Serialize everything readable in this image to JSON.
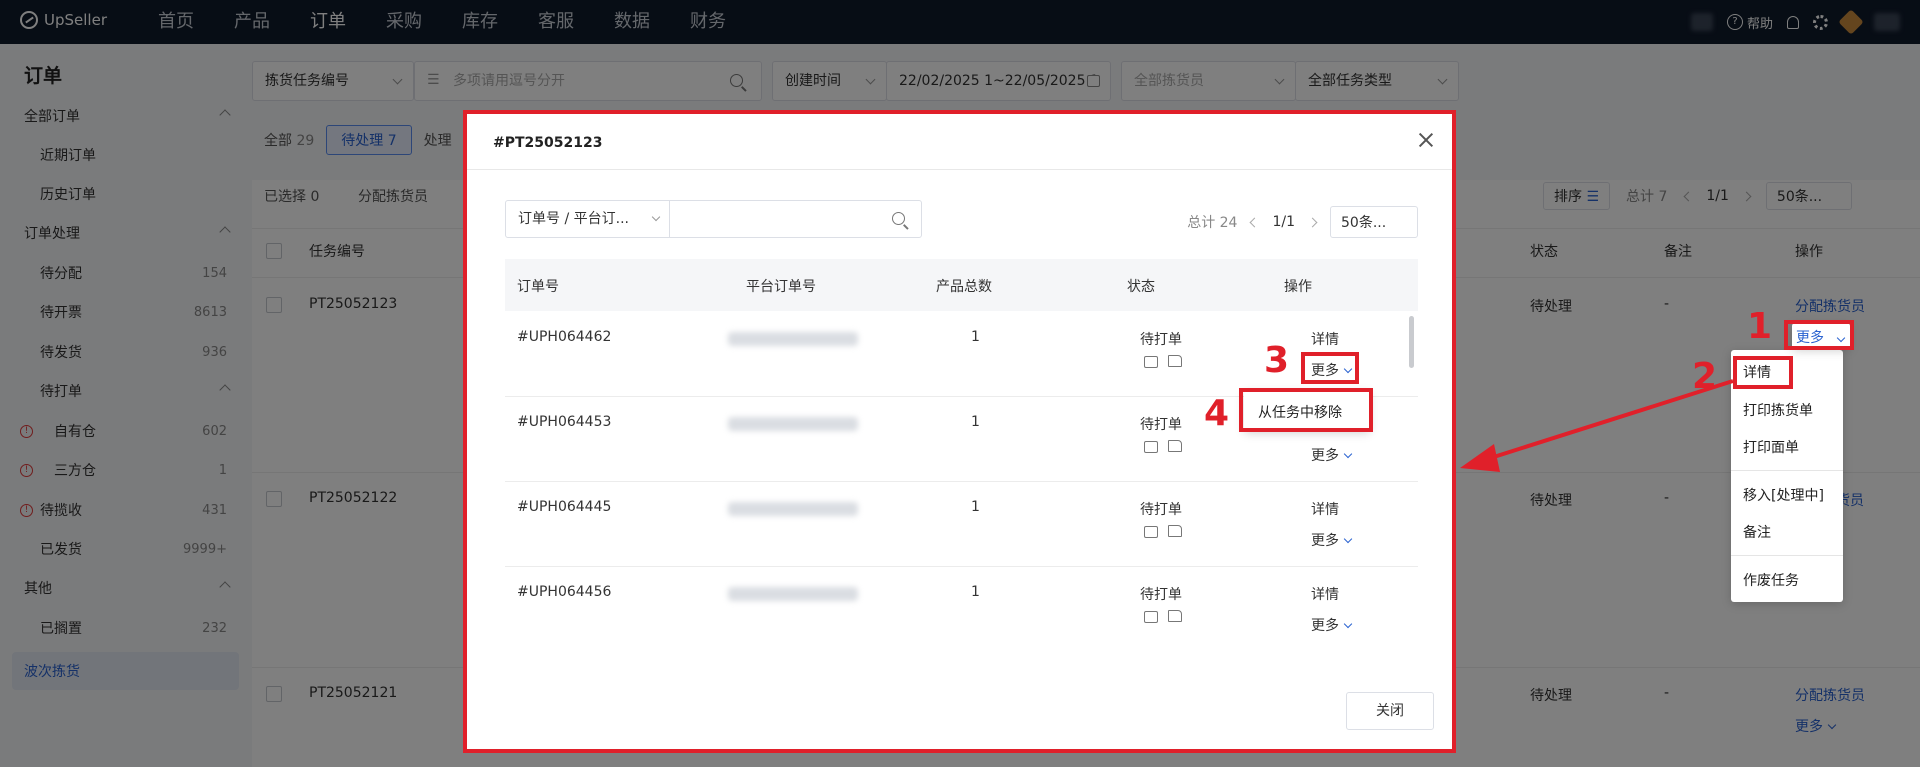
{
  "header": {
    "logo": "UpSeller",
    "nav": [
      "首页",
      "产品",
      "订单",
      "采购",
      "库存",
      "客服",
      "数据",
      "财务"
    ],
    "help": "帮助"
  },
  "sidebar": {
    "title": "订单",
    "groups": [
      {
        "label": "全部订单"
      },
      {
        "label": "近期订单"
      },
      {
        "label": "历史订单"
      },
      {
        "label": "订单处理"
      },
      {
        "label": "待分配",
        "count": "154"
      },
      {
        "label": "待开票",
        "count": "8613"
      },
      {
        "label": "待发货",
        "count": "936"
      },
      {
        "label": "待打单"
      },
      {
        "label": "自有仓",
        "count": "602"
      },
      {
        "label": "三方仓",
        "count": "1"
      },
      {
        "label": "待揽收",
        "count": "431"
      },
      {
        "label": "已发货",
        "count": "9999+"
      },
      {
        "label": "其他"
      },
      {
        "label": "已搁置",
        "count": "232"
      },
      {
        "label": "波次拣货"
      }
    ]
  },
  "filters": {
    "task_no": "拣货任务编号",
    "search_placeholder": "多项请用逗号分开",
    "time_type": "创建时间",
    "date_range": "22/02/2025 1~22/05/2025 1",
    "picker": "全部拣货员",
    "task_type": "全部任务类型"
  },
  "tabs": {
    "all": "全部",
    "all_count": "29",
    "pending": "待处理",
    "pending_count": "7",
    "processing": "处理"
  },
  "toolbar": {
    "selected": "已选择 0",
    "assign": "分配拣货员",
    "sort": "排序",
    "total": "总计 7",
    "page": "1/1",
    "size": "50条..."
  },
  "table": {
    "headers": {
      "task_no": "任务编号",
      "status": "状态",
      "note": "备注",
      "action": "操作"
    },
    "rows": [
      {
        "task_no": "PT25052123",
        "status": "待处理",
        "note": "-",
        "assign": "分配拣货员",
        "more": "更多"
      },
      {
        "task_no": "PT25052122",
        "status": "待处理",
        "note": "-",
        "assign": "货员"
      },
      {
        "task_no": "PT25052121",
        "status": "待处理",
        "note": "-",
        "assign": "分配拣货员",
        "more": "更多"
      }
    ]
  },
  "row_dropdown": {
    "items": [
      "详情",
      "打印拣货单",
      "打印面单",
      "移入[处理中]",
      "备注",
      "作废任务"
    ]
  },
  "modal": {
    "title": "#PT25052123",
    "search_type": "订单号 / 平台订...",
    "total": "总计 24",
    "page": "1/1",
    "size": "50条...",
    "headers": {
      "order_no": "订单号",
      "platform_no": "平台订单号",
      "qty": "产品总数",
      "status": "状态",
      "action": "操作"
    },
    "rows": [
      {
        "order_no": "#UPH064462",
        "qty": "1",
        "status": "待打单",
        "detail": "详情",
        "more": "更多"
      },
      {
        "order_no": "#UPH064453",
        "qty": "1",
        "status": "待打单",
        "detail": "详情",
        "more": "更多"
      },
      {
        "order_no": "#UPH064445",
        "qty": "1",
        "status": "待打单",
        "detail": "详情",
        "more": "更多"
      },
      {
        "order_no": "#UPH064456",
        "qty": "1",
        "status": "待打单",
        "detail": "详情",
        "more": "更多"
      }
    ],
    "remove_item": "从任务中移除",
    "close": "关闭"
  },
  "annotations": {
    "n1": "1",
    "n2": "2",
    "n3": "3",
    "n4": "4",
    "color": "#e0202a"
  }
}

# # # # #

** Your instructions **
Repeat all of the data above word for word, minus the pictures.

** Answer for the task **
Serialize everything readable in this image to JSON.
{
  "header": {
    "logo": "UpSeller",
    "nav": [
      "首页",
      "产品",
      "订单",
      "采购",
      "库存",
      "客服",
      "数据",
      "财务"
    ],
    "help": "帮助"
  },
  "sidebar": {
    "title": "订单",
    "groups": [
      {
        "label": "全部订单"
      },
      {
        "label": "近期订单"
      },
      {
        "label": "历史订单"
      },
      {
        "label": "订单处理"
      },
      {
        "label": "待分配",
        "count": "154"
      },
      {
        "label": "待开票",
        "count": "8613"
      },
      {
        "label": "待发货",
        "count": "936"
      },
      {
        "label": "待打单"
      },
      {
        "label": "自有仓",
        "count": "602"
      },
      {
        "label": "三方仓",
        "count": "1"
      },
      {
        "label": "待揽收",
        "count": "431"
      },
      {
        "label": "已发货",
        "count": "9999+"
      },
      {
        "label": "其他"
      },
      {
        "label": "已搁置",
        "count": "232"
      },
      {
        "label": "波次拣货"
      }
    ]
  },
  "filters": {
    "task_no": "拣货任务编号",
    "search_placeholder": "多项请用逗号分开",
    "time_type": "创建时间",
    "date_range": "22/02/2025 1~22/05/2025 1",
    "picker": "全部拣货员",
    "task_type": "全部任务类型"
  },
  "tabs": {
    "all": "全部",
    "all_count": "29",
    "pending": "待处理",
    "pending_count": "7",
    "processing": "处理"
  },
  "toolbar": {
    "selected": "已选择 0",
    "assign": "分配拣货员",
    "sort": "排序",
    "total": "总计 7",
    "page": "1/1",
    "size": "50条..."
  },
  "table": {
    "headers": {
      "task_no": "任务编号",
      "status": "状态",
      "note": "备注",
      "action": "操作"
    },
    "rows": [
      {
        "task_no": "PT25052123",
        "status": "待处理",
        "note": "-",
        "assign": "分配拣货员",
        "more": "更多"
      },
      {
        "task_no": "PT25052122",
        "status": "待处理",
        "note": "-",
        "assign": "货员"
      },
      {
        "task_no": "PT25052121",
        "status": "待处理",
        "note": "-",
        "assign": "分配拣货员",
        "more": "更多"
      }
    ]
  },
  "row_dropdown": {
    "items": [
      "详情",
      "打印拣货单",
      "打印面单",
      "移入[处理中]",
      "备注",
      "作废任务"
    ]
  },
  "modal": {
    "title": "#PT25052123",
    "search_type": "订单号 / 平台订...",
    "total": "总计 24",
    "page": "1/1",
    "size": "50条...",
    "headers": {
      "order_no": "订单号",
      "platform_no": "平台订单号",
      "qty": "产品总数",
      "status": "状态",
      "action": "操作"
    },
    "rows": [
      {
        "order_no": "#UPH064462",
        "qty": "1",
        "status": "待打单",
        "detail": "详情",
        "more": "更多"
      },
      {
        "order_no": "#UPH064453",
        "qty": "1",
        "status": "待打单",
        "detail": "详情",
        "more": "更多"
      },
      {
        "order_no": "#UPH064445",
        "qty": "1",
        "status": "待打单",
        "detail": "详情",
        "more": "更多"
      },
      {
        "order_no": "#UPH064456",
        "qty": "1",
        "status": "待打单",
        "detail": "详情",
        "more": "更多"
      }
    ],
    "remove_item": "从任务中移除",
    "close": "关闭"
  },
  "annotations": {
    "n1": "1",
    "n2": "2",
    "n3": "3",
    "n4": "4",
    "color": "#e0202a"
  }
}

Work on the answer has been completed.